= Task description =
Copy all the material below, exactly as it stands.

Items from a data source
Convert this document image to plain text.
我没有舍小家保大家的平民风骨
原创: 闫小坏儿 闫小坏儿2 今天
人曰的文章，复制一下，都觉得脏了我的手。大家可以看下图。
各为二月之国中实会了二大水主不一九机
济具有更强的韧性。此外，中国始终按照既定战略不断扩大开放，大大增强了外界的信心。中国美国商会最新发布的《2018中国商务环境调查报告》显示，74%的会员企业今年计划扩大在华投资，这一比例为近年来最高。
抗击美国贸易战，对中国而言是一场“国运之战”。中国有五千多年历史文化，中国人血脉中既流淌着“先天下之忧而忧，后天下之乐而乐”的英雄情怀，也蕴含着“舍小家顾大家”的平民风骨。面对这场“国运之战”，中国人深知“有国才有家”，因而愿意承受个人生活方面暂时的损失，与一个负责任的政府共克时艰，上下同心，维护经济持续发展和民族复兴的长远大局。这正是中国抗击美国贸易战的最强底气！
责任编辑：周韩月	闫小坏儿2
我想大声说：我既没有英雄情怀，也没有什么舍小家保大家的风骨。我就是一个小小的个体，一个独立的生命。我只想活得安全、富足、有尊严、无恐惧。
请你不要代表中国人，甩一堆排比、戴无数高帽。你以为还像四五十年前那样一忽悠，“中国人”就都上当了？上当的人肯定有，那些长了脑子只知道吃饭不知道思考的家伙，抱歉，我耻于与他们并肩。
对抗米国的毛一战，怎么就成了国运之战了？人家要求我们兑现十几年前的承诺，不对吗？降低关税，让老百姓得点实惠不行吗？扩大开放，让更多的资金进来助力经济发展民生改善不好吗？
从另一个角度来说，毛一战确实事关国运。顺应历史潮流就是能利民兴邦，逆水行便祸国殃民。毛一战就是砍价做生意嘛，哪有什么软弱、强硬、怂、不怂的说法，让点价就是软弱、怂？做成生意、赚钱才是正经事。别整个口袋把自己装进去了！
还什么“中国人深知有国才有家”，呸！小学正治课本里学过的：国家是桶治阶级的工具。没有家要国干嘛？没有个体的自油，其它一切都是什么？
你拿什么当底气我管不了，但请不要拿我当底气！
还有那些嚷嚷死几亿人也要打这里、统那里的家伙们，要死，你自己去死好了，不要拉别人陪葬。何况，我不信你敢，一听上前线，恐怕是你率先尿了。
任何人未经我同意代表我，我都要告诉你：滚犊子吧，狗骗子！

= Final result =
Convert this document image to plain text.
我没有舍小家保大家的平民风骨
原创: 闫小坏儿 闫小坏儿2 今天
人曰的文章，复制一下，都觉得脏了我的手。大家可以看下图。
各为二月之国中实会了二大水主不一九机
济具有更强的韧性。此外，中国始终按照既定战略不断扩大开放，大大增强了外界的信心。中国美国商会最新发布的《2018中国商务环境调查报告》显示，74%的会员企业今年计划扩大在华投资，这一比例为近年来最高。
抗击美国贸易战，对中国而言是一场“国运之战”。中国有五千多年历史文化，中国人血脉中既流淌着“先天下之忧而忧，后天下之乐而乐”的英雄情怀，也蕴含着“舍小家顾大家”的平民风骨。面对这场“国运之战”，中国人深知“有国才有家”，因而愿意承受个人生活方面暂时的损失，与一个负责任的政府共克时艰，上下同心，维护经济持续发展和民族复兴的长远大局。这正是中国抗击美国贸易战的最强底气！
责任编辑：周韩月	闫小坏儿2
我想大声说：我既没有英雄情怀，也没有什么舍小家保大家的风骨。我就是一个小小的个体，一个独立的生命。我只想活得安全、富足、有尊严、无恐惧。
请你不要代表中国人，甩一堆排比、戴无数高帽。你以为还像四五十年前那样一忽悠，“中国人”就都上当了？上当的人肯定有，那些长了脑子只知道吃饭不知道思考的家伙，抱歉，我耻于与他们并肩。
对抗米国的毛一战，怎么就成了国运之战了？人家要求我们兑现十几年前的承诺，不对吗？降低关税，让老百姓得点实惠不行吗？扩大开放，让更多的资金进来助力经济发展民生改善不好吗？
从另一个角度来说，毛一战确实事关国运。顺应历史潮流就是能利民兴邦，逆水行便祸国殃民。毛一战就是砍价做生意嘛，哪有什么软弱、强硬、怂、不怂的说法，让点价就是软弱、怂？做成生意、赚钱才是正经事。别整个口袋把自己装进去了！
还什么“中国人深知有国才有家”，呸！小学正治课本里学过的：国家是桶治阶级的工具。没有家要国干嘛？没有个体的自油，其它一切都是什么？
你拿什么当底气我管不了，但请不要拿我当底气！
还有那些嚷嚷死几亿人也要打这里、统那里的家伙们，要死，你自己去死好了，不要拉别人陪葬。何况，我不信你敢，一听上前线，恐怕是你率先尿了。
任何人未经我同意代表我，我都要告诉你：滚犊子吧，狗骗子！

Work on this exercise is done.